[[ Listed records, beginning ]]

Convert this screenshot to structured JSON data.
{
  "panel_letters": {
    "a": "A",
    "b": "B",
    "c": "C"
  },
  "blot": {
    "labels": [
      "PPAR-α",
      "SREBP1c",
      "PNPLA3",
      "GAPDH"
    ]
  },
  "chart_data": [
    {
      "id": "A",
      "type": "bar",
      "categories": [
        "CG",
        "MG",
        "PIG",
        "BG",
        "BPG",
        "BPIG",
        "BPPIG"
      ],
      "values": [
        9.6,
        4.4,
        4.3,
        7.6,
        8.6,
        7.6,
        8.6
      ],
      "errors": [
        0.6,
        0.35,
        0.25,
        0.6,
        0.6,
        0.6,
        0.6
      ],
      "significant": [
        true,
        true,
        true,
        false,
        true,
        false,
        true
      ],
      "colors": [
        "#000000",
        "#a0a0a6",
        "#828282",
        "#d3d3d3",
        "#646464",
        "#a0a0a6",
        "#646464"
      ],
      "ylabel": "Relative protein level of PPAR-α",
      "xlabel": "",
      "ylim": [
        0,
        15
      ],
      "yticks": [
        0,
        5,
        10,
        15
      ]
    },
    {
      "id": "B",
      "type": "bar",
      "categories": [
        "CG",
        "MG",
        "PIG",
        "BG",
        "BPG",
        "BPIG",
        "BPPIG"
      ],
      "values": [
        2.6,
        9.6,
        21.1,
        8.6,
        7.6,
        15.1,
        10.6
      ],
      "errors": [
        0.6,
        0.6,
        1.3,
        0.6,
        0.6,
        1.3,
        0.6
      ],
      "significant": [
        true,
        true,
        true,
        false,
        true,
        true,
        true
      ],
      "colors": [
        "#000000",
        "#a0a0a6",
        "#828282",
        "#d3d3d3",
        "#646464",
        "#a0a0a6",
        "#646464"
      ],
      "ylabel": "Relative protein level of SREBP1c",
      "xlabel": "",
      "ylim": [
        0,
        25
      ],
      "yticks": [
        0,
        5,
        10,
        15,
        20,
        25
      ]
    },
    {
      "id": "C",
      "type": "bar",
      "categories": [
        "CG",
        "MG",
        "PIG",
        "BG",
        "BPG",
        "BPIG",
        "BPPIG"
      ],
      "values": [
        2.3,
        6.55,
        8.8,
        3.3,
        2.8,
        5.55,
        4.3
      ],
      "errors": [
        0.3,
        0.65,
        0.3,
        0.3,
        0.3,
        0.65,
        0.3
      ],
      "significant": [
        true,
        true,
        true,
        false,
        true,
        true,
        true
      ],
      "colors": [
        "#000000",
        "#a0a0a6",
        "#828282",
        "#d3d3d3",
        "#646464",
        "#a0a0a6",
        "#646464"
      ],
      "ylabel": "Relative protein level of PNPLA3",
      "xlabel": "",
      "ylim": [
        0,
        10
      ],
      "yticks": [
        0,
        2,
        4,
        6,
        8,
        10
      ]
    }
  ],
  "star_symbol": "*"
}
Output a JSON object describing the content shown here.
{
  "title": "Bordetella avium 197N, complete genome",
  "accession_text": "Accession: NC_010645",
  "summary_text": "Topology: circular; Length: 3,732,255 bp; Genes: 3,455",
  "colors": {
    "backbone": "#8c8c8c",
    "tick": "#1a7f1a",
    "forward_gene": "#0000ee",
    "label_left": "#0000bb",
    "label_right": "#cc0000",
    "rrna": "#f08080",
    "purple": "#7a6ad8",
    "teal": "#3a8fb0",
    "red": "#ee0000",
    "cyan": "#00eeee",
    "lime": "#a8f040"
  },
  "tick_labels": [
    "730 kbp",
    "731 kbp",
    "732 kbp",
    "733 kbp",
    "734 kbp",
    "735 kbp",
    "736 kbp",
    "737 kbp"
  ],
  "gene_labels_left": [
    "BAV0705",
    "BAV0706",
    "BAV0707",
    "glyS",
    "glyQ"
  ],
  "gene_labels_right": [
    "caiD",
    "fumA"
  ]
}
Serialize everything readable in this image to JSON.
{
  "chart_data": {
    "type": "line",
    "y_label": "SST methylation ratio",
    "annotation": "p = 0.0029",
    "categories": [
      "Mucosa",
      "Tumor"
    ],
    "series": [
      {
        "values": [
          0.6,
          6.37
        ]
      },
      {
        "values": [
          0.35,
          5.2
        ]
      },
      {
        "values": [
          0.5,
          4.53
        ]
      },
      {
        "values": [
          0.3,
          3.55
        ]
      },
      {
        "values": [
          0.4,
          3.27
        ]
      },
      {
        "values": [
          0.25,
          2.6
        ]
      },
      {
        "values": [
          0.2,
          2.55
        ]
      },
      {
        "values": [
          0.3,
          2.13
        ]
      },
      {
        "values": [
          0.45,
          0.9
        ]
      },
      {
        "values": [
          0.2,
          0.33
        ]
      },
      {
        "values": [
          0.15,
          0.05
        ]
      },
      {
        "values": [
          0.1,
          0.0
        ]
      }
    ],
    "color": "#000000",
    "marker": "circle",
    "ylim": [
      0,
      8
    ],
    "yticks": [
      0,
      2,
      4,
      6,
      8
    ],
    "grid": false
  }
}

[[ Listed records, end ]]

__What you should do__:
Go line by line through the data, copying each one that contains the word "level".

__Result__:
      "ylabel": "Relative protein level of PPAR-α",
      "ylabel": "Relative protein level of SREBP1c",
      "ylabel": "Relative protein level of PNPLA3",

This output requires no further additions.